__REQUIRED TASK__.
Copy all records verbatim.
[START RECORDED DATA]
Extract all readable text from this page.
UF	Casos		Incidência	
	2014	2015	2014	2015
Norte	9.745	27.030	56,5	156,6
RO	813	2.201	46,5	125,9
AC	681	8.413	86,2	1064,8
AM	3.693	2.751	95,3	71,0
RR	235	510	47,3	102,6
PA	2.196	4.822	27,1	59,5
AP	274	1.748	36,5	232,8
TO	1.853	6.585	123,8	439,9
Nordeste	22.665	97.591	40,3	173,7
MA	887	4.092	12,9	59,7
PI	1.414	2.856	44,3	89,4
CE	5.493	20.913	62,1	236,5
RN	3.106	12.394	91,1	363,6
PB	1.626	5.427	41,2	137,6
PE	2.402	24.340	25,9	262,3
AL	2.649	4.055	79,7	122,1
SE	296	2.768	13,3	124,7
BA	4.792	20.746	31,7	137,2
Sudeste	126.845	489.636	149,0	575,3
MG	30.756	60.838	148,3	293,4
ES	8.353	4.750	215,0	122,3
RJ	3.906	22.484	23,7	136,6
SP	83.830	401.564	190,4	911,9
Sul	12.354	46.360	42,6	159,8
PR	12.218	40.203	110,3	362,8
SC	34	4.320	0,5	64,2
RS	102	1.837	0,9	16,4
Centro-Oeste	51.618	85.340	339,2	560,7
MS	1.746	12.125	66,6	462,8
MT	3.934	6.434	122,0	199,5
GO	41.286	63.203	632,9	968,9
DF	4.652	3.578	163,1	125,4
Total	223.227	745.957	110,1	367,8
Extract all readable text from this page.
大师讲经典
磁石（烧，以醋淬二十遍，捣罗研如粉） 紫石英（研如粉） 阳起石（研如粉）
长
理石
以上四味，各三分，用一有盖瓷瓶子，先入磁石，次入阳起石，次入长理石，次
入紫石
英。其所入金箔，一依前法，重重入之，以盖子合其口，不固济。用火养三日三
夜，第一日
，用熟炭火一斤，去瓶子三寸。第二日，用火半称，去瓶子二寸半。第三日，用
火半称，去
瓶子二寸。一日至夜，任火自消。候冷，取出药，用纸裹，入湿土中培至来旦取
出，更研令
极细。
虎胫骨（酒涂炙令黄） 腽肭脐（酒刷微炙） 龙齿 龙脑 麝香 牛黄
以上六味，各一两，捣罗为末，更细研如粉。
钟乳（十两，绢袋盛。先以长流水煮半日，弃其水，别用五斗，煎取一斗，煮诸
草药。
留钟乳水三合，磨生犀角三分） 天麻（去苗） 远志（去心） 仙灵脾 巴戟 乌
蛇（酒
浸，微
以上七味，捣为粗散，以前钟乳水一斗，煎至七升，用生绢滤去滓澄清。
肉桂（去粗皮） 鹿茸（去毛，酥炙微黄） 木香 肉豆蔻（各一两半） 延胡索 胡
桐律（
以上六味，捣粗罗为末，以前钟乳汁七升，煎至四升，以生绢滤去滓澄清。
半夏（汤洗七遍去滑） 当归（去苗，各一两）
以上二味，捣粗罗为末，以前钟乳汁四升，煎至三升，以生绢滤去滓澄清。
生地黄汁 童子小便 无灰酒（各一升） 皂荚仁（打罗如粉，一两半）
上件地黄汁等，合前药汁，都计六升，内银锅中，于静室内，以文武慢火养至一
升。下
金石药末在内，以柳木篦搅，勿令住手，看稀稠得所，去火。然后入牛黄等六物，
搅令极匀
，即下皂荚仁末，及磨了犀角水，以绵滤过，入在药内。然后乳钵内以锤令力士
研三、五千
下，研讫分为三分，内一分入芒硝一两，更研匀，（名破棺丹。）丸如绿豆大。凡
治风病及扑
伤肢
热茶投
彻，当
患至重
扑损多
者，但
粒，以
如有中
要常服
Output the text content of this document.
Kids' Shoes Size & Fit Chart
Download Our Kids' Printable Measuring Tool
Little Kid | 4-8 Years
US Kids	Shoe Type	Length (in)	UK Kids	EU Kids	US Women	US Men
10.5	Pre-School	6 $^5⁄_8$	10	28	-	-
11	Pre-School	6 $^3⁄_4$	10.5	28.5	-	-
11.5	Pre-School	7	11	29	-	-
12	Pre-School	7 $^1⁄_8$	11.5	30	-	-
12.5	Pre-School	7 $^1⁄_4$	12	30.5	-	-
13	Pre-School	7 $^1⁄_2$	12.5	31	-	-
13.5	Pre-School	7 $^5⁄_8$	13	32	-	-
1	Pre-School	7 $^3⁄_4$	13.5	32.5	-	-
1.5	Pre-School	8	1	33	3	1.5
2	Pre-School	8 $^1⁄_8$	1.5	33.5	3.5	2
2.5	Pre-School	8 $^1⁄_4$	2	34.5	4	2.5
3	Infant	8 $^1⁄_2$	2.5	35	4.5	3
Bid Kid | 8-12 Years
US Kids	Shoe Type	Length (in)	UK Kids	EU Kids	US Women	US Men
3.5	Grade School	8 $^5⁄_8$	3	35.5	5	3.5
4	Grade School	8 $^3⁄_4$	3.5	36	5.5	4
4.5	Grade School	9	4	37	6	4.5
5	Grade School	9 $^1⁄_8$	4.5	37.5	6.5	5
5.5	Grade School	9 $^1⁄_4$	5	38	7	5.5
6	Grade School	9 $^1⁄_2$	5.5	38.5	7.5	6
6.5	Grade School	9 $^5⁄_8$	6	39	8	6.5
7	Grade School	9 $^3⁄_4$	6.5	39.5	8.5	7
[END RECORDED DATA]
__OUTPUT__.
Extract all readable text from this page.
UF	Casos		Incidência	
	2014	2015	2014	2015
Norte	9.745	27.030	56,5	156,6
RO	813	2.201	46,5	125,9
AC	681	8.413	86,2	1064,8
AM	3.693	2.751	95,3	71,0
RR	235	510	47,3	102,6
PA	2.196	4.822	27,1	59,5
AP	274	1.748	36,5	232,8
TO	1.853	6.585	123,8	439,9
Nordeste	22.665	97.591	40,3	173,7
MA	887	4.092	12,9	59,7
PI	1.414	2.856	44,3	89,4
CE	5.493	20.913	62,1	236,5
RN	3.106	12.394	91,1	363,6
PB	1.626	5.427	41,2	137,6
PE	2.402	24.340	25,9	262,3
AL	2.649	4.055	79,7	122,1
SE	296	2.768	13,3	124,7
BA	4.792	20.746	31,7	137,2
Sudeste	126.845	489.636	149,0	575,3
MG	30.756	60.838	148,3	293,4
ES	8.353	4.750	215,0	122,3
RJ	3.906	22.484	23,7	136,6
SP	83.830	401.564	190,4	911,9
Sul	12.354	46.360	42,6	159,8
PR	12.218	40.203	110,3	362,8
SC	34	4.320	0,5	64,2
RS	102	1.837	0,9	16,4
Centro-Oeste	51.618	85.340	339,2	560,7
MS	1.746	12.125	66,6	462,8
MT	3.934	6.434	122,0	199,5
GO	41.286	63.203	632,9	968,9
DF	4.652	3.578	163,1	125,4
Total	223.227	745.957	110,1	367,8
Extract all readable text from this page.
大师讲经典
磁石（烧，以醋淬二十遍，捣罗研如粉） 紫石英（研如粉） 阳起石（研如粉）
长
理石
以上四味，各三分，用一有盖瓷瓶子，先入磁石，次入阳起石，次入长理石，次
入紫石
英。其所入金箔，一依前法，重重入之，以盖子合其口，不固济。用火养三日三
夜，第一日
，用熟炭火一斤，去瓶子三寸。第二日，用火半称，去瓶子二寸半。第三日，用
火半称，去
瓶子二寸。一日至夜，任火自消。候冷，取出药，用纸裹，入湿土中培至来旦取
出，更研令
极细。
虎胫骨（酒涂炙令黄） 腽肭脐（酒刷微炙） 龙齿 龙脑 麝香 牛黄
以上六味，各一两，捣罗为末，更细研如粉。
钟乳（十两，绢袋盛。先以长流水煮半日，弃其水，别用五斗，煎取一斗，煮诸
草药。
留钟乳水三合，磨生犀角三分） 天麻（去苗） 远志（去心） 仙灵脾 巴戟 乌
蛇（酒
浸，微
以上七味，捣为粗散，以前钟乳水一斗，煎至七升，用生绢滤去滓澄清。
肉桂（去粗皮） 鹿茸（去毛，酥炙微黄） 木香 肉豆蔻（各一两半） 延胡索 胡
桐律（
以上六味，捣粗罗为末，以前钟乳汁七升，煎至四升，以生绢滤去滓澄清。
半夏（汤洗七遍去滑） 当归（去苗，各一两）
以上二味，捣粗罗为末，以前钟乳汁四升，煎至三升，以生绢滤去滓澄清。
生地黄汁 童子小便 无灰酒（各一升） 皂荚仁（打罗如粉，一两半）
上件地黄汁等，合前药汁，都计六升，内银锅中，于静室内，以文武慢火养至一
升。下
金石药末在内，以柳木篦搅，勿令住手，看稀稠得所，去火。然后入牛黄等六物，
搅令极匀
，即下皂荚仁末，及磨了犀角水，以绵滤过，入在药内。然后乳钵内以锤令力士
研三、五千
下，研讫分为三分，内一分入芒硝一两，更研匀，（名破棺丹。）丸如绿豆大。凡
治风病及扑
伤肢
热茶投
彻，当
患至重
扑损多
者，但
粒，以
如有中
要常服
Output the text content of this document.
Kids' Shoes Size & Fit Chart
Download Our Kids' Printable Measuring Tool
Little Kid | 4-8 Years
US Kids	Shoe Type	Length (in)	UK Kids	EU Kids	US Women	US Men
10.5	Pre-School	6 $^5⁄_8$	10	28	-	-
11	Pre-School	6 $^3⁄_4$	10.5	28.5	-	-
11.5	Pre-School	7	11	29	-	-
12	Pre-School	7 $^1⁄_8$	11.5	30	-	-
12.5	Pre-School	7 $^1⁄_4$	12	30.5	-	-
13	Pre-School	7 $^1⁄_2$	12.5	31	-	-
13.5	Pre-School	7 $^5⁄_8$	13	32	-	-
1	Pre-School	7 $^3⁄_4$	13.5	32.5	-	-
1.5	Pre-School	8	1	33	3	1.5
2	Pre-School	8 $^1⁄_8$	1.5	33.5	3.5	2
2.5	Pre-School	8 $^1⁄_4$	2	34.5	4	2.5
3	Infant	8 $^1⁄_2$	2.5	35	4.5	3
Bid Kid | 8-12 Years
US Kids	Shoe Type	Length (in)	UK Kids	EU Kids	US Women	US Men
3.5	Grade School	8 $^5⁄_8$	3	35.5	5	3.5
4	Grade School	8 $^3⁄_4$	3.5	36	5.5	4
4.5	Grade School	9	4	37	6	4.5
5	Grade School	9 $^1⁄_8$	4.5	37.5	6.5	5
5.5	Grade School	9 $^1⁄_4$	5	38	7	5.5
6	Grade School	9 $^1⁄_2$	5.5	38.5	7.5	6
6.5	Grade School	9 $^5⁄_8$	6	39	8	6.5
7	Grade School	9 $^3⁄_4$	6.5	39.5	8.5	7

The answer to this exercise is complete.